**Task goal:**
All entries below need to be written out exactly, but without their pictures.

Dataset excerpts

————

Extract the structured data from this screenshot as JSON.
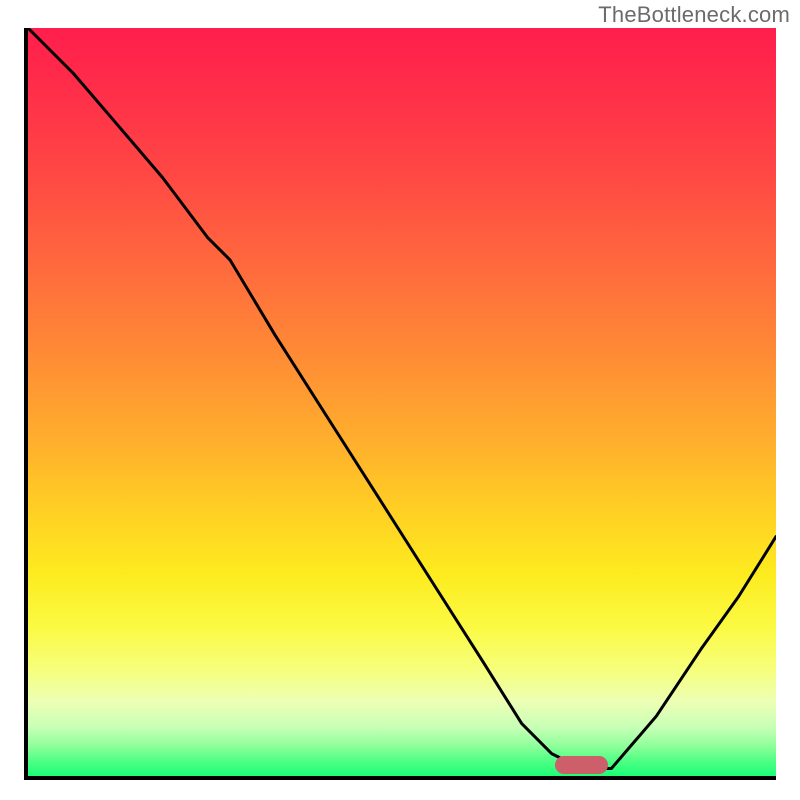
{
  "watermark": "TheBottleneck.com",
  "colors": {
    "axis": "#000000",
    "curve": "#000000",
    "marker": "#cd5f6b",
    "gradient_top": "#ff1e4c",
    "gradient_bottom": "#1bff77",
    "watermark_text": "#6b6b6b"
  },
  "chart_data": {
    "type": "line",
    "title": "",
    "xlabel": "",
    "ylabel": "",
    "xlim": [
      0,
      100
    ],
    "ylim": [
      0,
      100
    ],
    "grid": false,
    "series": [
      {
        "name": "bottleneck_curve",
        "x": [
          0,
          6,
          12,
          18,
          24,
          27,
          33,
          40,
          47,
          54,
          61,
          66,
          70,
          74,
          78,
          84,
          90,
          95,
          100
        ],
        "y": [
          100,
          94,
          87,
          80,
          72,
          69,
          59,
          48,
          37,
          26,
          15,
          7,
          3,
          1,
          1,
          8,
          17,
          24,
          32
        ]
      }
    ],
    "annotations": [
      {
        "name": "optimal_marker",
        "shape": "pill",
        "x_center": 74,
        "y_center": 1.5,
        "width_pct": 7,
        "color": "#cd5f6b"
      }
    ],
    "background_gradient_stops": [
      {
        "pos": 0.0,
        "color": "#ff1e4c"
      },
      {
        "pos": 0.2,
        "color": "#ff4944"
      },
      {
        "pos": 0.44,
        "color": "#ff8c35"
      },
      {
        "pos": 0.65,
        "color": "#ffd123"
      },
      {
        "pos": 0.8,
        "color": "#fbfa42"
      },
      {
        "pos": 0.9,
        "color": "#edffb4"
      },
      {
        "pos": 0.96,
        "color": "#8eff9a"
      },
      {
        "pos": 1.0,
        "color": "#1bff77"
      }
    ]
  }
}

————

**Answer below:**
Extract the structured data from this screenshot as JSON.
{
  "watermark": "TheBottleneck.com",
  "colors": {
    "axis": "#000000",
    "curve": "#000000",
    "marker": "#cd5f6b",
    "gradient_top": "#ff1e4c",
    "gradient_bottom": "#1bff77",
    "watermark_text": "#6b6b6b"
  },
  "chart_data": {
    "type": "line",
    "title": "",
    "xlabel": "",
    "ylabel": "",
    "xlim": [
      0,
      100
    ],
    "ylim": [
      0,
      100
    ],
    "grid": false,
    "series": [
      {
        "name": "bottleneck_curve",
        "x": [
          0,
          6,
          12,
          18,
          24,
          27,
          33,
          40,
          47,
          54,
          61,
          66,
          70,
          74,
          78,
          84,
          90,
          95,
          100
        ],
        "y": [
          100,
          94,
          87,
          80,
          72,
          69,
          59,
          48,
          37,
          26,
          15,
          7,
          3,
          1,
          1,
          8,
          17,
          24,
          32
        ]
      }
    ],
    "annotations": [
      {
        "name": "optimal_marker",
        "shape": "pill",
        "x_center": 74,
        "y_center": 1.5,
        "width_pct": 7,
        "color": "#cd5f6b"
      }
    ],
    "background_gradient_stops": [
      {
        "pos": 0.0,
        "color": "#ff1e4c"
      },
      {
        "pos": 0.2,
        "color": "#ff4944"
      },
      {
        "pos": 0.44,
        "color": "#ff8c35"
      },
      {
        "pos": 0.65,
        "color": "#ffd123"
      },
      {
        "pos": 0.8,
        "color": "#fbfa42"
      },
      {
        "pos": 0.9,
        "color": "#edffb4"
      },
      {
        "pos": 0.96,
        "color": "#8eff9a"
      },
      {
        "pos": 1.0,
        "color": "#1bff77"
      }
    ]
  }
}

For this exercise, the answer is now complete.